Records about charts and figures
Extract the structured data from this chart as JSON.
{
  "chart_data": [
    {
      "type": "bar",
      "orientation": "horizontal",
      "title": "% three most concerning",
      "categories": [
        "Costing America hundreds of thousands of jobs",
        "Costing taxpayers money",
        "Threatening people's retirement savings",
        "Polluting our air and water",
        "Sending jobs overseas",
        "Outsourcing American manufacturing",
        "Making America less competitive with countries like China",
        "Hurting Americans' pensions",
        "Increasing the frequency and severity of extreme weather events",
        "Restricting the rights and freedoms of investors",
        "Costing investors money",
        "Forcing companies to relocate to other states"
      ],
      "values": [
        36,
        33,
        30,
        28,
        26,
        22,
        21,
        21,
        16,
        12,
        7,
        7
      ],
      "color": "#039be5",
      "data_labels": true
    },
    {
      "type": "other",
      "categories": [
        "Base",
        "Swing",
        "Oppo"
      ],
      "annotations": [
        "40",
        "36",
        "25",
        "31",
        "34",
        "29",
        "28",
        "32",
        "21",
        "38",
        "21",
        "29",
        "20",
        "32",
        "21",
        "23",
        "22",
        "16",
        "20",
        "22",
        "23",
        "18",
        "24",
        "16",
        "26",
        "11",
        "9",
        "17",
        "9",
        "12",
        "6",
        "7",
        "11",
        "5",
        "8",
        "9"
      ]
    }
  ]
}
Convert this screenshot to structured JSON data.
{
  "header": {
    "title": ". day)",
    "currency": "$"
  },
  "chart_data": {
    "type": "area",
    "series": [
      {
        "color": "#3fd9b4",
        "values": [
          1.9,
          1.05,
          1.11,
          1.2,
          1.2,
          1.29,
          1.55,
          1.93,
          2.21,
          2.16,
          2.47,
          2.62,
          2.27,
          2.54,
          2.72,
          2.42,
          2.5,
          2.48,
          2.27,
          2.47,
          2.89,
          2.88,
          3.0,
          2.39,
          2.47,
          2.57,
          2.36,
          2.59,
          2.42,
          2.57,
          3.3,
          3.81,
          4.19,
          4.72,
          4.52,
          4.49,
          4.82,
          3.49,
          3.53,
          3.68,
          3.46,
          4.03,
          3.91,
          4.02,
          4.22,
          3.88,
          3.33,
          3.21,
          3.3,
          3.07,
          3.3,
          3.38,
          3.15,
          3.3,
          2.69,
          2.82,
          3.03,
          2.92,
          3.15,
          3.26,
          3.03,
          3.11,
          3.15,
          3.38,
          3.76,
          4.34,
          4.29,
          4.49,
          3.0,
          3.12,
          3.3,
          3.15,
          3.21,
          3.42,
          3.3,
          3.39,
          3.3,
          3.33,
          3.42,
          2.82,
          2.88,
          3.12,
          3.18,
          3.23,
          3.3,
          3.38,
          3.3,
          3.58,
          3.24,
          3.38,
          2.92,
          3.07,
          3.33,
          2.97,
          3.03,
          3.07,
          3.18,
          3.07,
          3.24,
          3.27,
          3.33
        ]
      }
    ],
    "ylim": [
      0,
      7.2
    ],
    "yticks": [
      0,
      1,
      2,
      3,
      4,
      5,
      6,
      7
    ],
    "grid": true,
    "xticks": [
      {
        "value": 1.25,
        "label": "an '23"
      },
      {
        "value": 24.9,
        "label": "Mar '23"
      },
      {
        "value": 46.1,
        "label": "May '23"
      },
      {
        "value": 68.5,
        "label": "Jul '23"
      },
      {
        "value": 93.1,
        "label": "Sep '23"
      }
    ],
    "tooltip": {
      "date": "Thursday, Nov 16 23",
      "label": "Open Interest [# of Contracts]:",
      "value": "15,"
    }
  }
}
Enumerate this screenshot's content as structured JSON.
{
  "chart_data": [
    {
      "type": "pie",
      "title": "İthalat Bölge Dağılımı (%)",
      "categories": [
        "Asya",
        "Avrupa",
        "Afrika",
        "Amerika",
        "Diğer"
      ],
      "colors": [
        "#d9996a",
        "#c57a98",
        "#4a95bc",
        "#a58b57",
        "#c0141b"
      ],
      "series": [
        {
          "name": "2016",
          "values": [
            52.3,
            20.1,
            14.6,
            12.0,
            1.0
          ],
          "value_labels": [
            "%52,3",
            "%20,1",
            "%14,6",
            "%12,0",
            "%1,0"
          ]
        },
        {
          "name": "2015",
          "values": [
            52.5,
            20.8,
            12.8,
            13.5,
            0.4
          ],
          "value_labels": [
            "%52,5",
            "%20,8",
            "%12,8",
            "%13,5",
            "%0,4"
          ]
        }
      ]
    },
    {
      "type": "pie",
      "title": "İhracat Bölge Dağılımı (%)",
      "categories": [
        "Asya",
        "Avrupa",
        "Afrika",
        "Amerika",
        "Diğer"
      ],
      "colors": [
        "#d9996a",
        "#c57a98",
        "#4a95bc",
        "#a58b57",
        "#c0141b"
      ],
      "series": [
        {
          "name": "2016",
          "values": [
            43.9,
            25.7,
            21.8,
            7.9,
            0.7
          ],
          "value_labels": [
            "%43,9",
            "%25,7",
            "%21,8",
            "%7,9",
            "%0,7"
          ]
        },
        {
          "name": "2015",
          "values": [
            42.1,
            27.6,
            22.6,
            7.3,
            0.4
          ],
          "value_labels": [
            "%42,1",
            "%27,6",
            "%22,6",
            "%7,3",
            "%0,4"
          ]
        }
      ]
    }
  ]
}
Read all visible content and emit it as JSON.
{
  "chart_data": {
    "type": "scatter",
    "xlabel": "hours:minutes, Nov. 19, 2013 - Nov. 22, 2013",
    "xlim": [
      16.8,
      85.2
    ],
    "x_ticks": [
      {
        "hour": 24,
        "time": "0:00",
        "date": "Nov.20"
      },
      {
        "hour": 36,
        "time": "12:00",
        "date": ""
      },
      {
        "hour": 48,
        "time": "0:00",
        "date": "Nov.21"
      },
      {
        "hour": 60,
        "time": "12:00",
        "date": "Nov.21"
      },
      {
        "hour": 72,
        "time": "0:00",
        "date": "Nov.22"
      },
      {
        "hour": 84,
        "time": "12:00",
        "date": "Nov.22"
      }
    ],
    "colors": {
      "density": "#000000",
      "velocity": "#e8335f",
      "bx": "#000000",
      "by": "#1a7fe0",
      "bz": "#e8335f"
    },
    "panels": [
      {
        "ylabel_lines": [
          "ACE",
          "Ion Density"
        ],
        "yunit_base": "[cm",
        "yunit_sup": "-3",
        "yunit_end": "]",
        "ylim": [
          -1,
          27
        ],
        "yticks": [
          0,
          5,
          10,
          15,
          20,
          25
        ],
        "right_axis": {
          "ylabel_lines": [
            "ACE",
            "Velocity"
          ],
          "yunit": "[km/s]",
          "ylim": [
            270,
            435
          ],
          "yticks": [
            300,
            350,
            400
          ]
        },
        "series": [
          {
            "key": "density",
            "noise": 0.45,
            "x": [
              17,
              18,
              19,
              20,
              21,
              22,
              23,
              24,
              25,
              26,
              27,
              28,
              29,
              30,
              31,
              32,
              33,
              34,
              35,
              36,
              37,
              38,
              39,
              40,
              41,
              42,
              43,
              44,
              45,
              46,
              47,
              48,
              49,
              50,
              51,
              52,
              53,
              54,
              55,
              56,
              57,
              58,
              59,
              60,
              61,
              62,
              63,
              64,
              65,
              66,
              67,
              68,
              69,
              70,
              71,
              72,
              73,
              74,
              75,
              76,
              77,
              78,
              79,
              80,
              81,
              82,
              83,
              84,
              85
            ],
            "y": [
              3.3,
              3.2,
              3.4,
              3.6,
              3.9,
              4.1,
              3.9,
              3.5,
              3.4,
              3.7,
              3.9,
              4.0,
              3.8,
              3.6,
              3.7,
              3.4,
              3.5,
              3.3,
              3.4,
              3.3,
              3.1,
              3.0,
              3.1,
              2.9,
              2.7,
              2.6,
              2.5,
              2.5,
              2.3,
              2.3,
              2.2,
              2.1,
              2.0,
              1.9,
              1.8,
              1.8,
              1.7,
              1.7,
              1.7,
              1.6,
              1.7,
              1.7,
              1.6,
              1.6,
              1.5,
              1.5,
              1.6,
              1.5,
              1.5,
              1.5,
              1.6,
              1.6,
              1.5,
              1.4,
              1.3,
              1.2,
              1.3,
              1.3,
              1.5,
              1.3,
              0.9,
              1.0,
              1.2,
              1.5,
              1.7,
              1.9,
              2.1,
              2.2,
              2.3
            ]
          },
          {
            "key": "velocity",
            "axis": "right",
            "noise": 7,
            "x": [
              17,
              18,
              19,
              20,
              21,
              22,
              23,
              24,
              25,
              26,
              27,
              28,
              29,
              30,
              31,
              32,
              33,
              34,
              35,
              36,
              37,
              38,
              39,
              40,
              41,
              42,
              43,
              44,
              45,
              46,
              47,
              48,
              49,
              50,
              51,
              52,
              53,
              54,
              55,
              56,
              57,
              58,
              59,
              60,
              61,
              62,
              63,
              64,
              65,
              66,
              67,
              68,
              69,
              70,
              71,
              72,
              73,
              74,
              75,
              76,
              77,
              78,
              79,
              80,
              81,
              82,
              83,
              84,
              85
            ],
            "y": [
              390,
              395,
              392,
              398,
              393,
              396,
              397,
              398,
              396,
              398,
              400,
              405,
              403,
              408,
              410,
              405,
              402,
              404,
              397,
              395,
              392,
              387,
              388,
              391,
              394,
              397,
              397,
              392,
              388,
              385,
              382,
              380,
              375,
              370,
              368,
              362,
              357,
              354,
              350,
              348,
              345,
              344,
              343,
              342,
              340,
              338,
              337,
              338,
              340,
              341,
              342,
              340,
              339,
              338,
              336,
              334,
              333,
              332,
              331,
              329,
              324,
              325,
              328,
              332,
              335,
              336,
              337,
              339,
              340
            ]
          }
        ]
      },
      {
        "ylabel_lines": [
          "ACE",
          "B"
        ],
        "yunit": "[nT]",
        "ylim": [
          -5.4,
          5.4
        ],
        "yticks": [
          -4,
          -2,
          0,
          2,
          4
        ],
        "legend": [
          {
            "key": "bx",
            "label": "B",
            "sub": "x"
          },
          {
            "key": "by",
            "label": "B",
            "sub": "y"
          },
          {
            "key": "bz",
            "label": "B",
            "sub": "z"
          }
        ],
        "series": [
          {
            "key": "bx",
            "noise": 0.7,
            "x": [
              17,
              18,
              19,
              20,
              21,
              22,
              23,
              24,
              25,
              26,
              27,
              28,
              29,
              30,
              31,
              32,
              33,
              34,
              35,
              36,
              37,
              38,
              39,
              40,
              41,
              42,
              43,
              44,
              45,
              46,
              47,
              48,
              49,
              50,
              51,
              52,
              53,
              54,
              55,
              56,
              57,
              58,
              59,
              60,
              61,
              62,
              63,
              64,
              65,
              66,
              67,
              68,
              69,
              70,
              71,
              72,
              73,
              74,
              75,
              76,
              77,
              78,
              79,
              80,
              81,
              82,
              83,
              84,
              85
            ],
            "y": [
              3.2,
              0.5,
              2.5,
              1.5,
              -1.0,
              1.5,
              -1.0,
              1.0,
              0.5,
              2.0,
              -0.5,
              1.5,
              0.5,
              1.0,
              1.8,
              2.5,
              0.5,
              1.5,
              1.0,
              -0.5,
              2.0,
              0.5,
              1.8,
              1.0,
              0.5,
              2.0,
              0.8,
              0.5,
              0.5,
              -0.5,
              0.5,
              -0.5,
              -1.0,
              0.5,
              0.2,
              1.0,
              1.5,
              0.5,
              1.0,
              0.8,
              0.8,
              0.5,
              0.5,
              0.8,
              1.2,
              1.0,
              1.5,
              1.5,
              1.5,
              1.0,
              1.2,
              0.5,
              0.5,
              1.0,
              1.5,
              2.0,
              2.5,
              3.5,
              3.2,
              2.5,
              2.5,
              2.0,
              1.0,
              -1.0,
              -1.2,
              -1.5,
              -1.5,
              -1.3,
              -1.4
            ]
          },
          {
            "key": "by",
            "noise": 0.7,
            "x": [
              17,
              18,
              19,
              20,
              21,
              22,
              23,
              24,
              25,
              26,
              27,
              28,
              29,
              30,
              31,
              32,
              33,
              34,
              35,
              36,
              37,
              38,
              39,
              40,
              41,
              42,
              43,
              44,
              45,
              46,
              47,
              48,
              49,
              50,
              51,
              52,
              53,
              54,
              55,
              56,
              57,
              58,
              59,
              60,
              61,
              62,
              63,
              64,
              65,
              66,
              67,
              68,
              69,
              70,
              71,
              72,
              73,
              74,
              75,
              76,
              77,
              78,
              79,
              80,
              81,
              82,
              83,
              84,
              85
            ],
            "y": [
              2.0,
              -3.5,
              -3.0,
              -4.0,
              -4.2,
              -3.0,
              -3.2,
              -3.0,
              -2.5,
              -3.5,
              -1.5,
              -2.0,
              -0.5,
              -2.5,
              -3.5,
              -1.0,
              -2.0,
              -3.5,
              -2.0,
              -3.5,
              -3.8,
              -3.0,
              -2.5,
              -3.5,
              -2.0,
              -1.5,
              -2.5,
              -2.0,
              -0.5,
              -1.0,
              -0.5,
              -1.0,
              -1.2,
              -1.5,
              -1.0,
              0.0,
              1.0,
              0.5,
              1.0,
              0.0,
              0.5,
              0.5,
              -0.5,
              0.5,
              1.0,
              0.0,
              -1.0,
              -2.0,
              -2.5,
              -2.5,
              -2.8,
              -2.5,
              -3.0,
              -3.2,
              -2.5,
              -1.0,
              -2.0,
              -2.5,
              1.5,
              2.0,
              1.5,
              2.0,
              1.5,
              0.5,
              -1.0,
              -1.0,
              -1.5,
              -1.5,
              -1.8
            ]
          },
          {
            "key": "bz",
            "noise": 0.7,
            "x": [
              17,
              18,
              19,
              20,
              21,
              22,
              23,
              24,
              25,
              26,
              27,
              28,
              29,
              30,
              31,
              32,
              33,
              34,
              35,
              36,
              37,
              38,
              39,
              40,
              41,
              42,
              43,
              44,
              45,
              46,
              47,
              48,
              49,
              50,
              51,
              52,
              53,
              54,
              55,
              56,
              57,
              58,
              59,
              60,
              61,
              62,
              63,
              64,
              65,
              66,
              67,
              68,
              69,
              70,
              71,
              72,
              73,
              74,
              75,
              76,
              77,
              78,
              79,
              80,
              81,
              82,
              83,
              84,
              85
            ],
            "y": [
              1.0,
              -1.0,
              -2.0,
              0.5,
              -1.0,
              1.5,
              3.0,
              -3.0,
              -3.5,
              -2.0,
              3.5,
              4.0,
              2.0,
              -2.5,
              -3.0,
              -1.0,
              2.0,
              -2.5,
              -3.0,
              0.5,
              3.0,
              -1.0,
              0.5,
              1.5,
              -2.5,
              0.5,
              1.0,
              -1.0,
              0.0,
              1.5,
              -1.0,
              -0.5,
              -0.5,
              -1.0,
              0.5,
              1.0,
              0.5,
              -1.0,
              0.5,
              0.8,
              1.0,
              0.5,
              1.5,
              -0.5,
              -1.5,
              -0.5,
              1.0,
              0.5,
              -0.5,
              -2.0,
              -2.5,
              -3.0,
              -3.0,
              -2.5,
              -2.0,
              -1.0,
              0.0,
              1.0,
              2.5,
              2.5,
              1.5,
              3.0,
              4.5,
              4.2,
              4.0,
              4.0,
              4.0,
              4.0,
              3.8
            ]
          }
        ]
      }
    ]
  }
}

WHAT THE EXERCISE ASKS: Copy every line from the records above that contains the word "jobs".

TASK ANSWER:
        "Costing America hundreds of thousands of jobs",
        "Sending jobs overseas",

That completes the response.